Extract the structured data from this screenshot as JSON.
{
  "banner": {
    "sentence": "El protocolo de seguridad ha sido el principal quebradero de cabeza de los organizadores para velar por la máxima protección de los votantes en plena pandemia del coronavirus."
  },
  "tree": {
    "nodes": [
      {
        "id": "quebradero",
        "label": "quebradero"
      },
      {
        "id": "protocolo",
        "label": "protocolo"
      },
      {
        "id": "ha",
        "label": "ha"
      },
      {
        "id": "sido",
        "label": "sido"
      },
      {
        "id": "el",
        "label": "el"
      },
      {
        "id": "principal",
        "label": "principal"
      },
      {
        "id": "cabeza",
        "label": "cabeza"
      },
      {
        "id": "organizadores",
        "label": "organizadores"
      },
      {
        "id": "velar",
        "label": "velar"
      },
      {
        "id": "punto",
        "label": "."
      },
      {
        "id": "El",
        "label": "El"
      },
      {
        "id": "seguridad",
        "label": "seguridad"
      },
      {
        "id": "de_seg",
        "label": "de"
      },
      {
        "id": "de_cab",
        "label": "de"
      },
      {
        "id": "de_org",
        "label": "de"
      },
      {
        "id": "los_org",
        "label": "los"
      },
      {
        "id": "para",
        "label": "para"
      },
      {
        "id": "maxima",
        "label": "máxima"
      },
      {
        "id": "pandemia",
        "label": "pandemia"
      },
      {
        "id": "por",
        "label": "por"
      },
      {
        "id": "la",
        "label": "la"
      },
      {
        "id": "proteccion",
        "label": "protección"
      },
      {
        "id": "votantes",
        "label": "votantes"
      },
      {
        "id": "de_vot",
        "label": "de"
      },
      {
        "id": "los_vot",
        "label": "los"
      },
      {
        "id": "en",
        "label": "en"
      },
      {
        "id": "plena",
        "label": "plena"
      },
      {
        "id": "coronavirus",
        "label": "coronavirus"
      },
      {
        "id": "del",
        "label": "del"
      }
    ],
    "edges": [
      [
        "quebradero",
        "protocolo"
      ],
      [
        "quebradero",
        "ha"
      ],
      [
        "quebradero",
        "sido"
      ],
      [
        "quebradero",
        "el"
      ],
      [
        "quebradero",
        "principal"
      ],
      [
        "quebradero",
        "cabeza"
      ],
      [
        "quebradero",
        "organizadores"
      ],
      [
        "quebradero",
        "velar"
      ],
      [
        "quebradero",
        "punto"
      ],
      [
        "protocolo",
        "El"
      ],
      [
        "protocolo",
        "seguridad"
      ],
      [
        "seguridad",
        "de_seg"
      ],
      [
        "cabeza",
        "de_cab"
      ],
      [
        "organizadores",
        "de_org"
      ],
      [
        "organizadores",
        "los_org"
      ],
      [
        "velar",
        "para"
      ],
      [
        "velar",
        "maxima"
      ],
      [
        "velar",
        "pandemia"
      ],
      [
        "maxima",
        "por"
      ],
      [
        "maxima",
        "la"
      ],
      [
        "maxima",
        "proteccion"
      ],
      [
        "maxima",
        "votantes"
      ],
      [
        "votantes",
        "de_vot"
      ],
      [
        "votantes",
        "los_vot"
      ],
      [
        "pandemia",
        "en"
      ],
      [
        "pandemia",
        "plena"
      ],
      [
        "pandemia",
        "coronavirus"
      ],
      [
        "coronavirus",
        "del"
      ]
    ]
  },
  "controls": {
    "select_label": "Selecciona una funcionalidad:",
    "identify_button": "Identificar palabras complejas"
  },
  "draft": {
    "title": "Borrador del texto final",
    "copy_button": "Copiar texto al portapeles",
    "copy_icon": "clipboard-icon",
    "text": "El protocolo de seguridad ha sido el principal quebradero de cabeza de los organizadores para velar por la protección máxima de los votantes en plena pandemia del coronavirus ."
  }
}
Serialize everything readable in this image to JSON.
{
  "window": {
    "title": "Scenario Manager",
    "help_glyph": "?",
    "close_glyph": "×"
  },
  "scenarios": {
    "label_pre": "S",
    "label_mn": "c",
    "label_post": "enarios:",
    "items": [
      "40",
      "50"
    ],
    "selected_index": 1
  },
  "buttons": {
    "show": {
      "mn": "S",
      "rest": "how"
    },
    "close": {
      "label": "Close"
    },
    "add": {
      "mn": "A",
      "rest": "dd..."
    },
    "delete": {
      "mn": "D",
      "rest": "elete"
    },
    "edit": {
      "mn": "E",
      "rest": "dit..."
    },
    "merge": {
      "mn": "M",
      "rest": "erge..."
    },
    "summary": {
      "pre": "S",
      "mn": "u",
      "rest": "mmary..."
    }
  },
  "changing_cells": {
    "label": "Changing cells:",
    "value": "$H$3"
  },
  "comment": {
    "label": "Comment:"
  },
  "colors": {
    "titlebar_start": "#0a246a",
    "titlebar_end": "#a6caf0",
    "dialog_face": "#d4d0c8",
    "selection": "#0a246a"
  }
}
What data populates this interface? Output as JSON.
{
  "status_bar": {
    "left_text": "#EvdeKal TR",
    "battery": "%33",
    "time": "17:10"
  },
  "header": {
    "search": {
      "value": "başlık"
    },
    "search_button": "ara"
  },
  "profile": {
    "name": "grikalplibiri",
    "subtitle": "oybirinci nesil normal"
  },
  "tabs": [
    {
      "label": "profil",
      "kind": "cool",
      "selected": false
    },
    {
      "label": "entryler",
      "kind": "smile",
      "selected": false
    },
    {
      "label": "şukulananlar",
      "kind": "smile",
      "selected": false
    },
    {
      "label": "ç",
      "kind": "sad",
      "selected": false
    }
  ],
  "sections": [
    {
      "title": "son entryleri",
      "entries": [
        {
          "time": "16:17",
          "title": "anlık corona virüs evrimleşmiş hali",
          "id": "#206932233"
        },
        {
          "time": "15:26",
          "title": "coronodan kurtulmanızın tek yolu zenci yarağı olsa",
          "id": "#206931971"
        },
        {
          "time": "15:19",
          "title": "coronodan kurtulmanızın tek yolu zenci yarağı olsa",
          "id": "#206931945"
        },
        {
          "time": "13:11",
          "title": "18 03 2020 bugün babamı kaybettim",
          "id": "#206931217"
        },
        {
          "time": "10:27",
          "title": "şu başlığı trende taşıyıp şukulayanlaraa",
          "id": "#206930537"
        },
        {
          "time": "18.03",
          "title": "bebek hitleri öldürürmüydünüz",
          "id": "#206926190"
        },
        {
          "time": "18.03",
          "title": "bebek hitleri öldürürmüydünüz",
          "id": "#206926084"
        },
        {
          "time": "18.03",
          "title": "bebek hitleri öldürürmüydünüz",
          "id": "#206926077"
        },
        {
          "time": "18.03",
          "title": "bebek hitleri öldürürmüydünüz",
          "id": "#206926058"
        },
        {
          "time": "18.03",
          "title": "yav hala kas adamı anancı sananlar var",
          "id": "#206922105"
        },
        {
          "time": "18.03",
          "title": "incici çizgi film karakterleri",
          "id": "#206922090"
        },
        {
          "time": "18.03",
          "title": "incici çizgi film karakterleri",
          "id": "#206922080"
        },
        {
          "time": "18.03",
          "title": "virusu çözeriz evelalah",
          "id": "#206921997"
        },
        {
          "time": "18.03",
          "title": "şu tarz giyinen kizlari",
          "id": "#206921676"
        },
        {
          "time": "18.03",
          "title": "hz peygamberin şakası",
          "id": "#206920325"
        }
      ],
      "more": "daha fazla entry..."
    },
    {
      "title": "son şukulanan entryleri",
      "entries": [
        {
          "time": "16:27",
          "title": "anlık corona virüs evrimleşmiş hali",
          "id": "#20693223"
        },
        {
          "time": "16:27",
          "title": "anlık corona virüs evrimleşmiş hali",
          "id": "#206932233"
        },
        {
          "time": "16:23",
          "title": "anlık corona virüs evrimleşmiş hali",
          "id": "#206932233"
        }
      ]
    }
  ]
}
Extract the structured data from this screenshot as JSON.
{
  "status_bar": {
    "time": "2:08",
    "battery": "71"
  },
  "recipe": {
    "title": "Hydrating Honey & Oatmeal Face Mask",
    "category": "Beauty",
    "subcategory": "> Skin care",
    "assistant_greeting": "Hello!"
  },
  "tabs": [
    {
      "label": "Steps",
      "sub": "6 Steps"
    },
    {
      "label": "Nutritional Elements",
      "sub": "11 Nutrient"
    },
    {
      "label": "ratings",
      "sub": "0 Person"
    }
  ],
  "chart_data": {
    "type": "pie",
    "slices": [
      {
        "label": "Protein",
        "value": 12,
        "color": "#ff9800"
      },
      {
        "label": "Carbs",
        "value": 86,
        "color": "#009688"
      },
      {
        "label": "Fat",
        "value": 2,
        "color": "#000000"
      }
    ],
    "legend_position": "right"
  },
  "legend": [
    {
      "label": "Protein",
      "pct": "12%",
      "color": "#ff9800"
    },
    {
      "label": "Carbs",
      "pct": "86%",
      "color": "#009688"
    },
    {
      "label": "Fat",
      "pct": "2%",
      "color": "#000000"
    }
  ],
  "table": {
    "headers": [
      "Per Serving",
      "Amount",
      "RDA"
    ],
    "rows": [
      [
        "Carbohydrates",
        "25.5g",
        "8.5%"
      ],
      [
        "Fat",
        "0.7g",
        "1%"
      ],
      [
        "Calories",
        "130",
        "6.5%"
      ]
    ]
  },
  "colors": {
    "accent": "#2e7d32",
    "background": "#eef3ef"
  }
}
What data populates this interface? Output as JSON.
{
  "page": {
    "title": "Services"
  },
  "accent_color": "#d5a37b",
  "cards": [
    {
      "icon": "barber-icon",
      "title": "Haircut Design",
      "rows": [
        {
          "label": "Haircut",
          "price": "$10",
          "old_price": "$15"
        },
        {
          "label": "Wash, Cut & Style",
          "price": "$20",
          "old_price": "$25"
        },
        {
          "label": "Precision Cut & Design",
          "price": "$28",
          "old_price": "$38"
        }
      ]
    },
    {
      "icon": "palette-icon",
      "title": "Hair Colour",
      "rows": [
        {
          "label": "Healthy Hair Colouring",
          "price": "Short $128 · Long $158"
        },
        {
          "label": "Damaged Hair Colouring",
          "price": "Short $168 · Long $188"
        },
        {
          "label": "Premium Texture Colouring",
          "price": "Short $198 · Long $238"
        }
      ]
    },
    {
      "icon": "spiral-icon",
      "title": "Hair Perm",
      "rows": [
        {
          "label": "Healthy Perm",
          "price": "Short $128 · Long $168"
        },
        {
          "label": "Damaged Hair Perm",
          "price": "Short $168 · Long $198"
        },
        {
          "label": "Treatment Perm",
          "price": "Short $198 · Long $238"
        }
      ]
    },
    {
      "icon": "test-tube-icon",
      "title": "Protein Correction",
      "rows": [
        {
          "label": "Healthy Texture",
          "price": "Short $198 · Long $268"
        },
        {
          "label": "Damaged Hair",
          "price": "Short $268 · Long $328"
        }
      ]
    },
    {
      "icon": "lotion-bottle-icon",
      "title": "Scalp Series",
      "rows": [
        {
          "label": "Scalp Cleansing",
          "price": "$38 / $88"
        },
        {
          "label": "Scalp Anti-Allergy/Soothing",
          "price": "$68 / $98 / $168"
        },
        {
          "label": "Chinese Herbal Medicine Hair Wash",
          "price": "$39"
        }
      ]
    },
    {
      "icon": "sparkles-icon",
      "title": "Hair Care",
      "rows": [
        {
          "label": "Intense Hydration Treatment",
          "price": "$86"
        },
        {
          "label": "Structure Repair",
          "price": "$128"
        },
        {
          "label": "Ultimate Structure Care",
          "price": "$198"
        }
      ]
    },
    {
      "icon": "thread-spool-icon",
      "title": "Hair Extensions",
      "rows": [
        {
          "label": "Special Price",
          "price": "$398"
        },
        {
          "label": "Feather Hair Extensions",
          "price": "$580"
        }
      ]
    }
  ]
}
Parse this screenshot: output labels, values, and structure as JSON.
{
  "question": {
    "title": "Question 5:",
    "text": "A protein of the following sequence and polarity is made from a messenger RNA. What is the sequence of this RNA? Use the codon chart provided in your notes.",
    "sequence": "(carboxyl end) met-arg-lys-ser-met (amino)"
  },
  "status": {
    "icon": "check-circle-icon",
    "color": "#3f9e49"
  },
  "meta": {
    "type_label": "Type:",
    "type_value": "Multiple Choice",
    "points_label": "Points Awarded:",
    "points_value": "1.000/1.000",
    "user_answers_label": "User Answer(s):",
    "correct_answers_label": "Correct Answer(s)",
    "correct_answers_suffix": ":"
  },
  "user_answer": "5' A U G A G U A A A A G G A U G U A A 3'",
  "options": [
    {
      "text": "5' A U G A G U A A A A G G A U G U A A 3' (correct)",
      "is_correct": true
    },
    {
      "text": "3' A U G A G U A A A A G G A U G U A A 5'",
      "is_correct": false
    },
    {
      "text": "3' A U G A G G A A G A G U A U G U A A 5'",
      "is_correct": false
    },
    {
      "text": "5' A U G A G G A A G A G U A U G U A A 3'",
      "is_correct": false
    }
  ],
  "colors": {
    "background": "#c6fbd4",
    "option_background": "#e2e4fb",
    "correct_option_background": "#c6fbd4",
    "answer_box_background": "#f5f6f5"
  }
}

What is required
Identify the lines in the entries that hold "Healthy" and return each one.

Completed task
          "label": "Healthy Hair Colouring",
          "label": "Healthy Perm",
          "label": "Healthy Texture",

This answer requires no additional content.